--- Start INFORMATION PROVIDED ---

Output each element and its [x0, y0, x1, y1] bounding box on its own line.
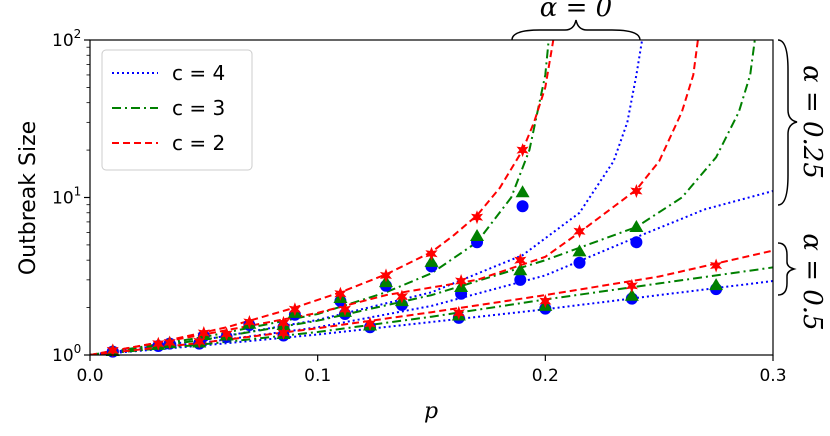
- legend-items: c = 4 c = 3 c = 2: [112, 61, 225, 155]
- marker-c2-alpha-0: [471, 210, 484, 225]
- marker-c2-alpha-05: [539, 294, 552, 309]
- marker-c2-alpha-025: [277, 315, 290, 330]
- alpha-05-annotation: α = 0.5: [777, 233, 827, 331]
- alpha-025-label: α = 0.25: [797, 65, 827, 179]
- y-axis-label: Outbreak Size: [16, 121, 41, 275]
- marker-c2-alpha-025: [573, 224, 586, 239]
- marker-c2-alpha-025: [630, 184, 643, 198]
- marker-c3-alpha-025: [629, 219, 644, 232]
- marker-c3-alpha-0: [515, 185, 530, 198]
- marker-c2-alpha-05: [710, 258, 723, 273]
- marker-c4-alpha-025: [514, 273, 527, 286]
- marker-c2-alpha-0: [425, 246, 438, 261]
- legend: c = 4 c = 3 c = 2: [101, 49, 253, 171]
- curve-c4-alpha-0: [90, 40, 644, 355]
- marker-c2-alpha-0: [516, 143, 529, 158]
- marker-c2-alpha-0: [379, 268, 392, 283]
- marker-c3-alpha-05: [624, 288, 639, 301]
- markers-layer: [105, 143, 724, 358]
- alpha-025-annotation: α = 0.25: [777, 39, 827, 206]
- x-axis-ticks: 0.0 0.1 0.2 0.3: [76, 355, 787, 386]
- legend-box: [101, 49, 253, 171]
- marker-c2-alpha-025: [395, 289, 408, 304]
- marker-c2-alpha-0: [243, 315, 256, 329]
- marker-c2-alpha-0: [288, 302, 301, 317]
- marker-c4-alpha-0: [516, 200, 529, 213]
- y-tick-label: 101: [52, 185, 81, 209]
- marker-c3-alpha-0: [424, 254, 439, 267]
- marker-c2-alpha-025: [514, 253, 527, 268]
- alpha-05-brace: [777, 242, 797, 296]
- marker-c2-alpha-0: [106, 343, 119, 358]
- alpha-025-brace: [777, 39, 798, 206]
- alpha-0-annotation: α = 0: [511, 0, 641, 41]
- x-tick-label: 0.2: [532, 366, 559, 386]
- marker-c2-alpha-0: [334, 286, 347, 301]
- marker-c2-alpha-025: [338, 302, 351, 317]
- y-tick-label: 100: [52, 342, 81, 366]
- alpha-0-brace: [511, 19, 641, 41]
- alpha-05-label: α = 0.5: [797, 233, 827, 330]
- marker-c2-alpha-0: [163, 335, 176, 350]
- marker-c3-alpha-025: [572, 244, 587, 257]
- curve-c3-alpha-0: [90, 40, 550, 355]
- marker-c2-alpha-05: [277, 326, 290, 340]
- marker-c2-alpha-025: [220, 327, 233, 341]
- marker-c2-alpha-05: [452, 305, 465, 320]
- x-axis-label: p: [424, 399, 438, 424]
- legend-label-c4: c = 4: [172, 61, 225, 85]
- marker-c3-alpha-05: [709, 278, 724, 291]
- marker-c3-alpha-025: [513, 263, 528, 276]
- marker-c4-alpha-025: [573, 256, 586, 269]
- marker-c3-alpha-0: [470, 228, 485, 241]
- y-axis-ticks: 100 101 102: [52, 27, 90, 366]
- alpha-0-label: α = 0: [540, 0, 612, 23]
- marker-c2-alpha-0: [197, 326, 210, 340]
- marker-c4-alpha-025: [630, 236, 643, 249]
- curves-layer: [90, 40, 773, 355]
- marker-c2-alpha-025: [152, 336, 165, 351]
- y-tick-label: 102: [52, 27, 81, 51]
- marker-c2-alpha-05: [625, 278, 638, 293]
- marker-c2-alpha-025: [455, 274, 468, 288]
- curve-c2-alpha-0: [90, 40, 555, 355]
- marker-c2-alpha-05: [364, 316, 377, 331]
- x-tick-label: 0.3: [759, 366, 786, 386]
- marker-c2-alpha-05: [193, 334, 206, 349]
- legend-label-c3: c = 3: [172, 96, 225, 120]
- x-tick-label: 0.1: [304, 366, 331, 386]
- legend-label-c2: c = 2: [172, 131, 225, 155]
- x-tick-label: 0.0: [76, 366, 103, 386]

--- End INFORMATION PROVIDED ---

#### WRITTEN PROBLEM:
Which lines in the records contain the string "legend", matching case exactly? Copy each of those lines in full.

#### OUTPUT OF THE TASK:
- legend-items: c = 4 c = 3 c = 2: [112, 61, 225, 155]
- legend: c = 4 c = 3 c = 2: [101, 49, 253, 171]
- legend-box: [101, 49, 253, 171]
- legend-label-c4: c = 4: [172, 61, 225, 85]
- legend-label-c3: c = 3: [172, 96, 225, 120]
- legend-label-c2: c = 2: [172, 131, 225, 155]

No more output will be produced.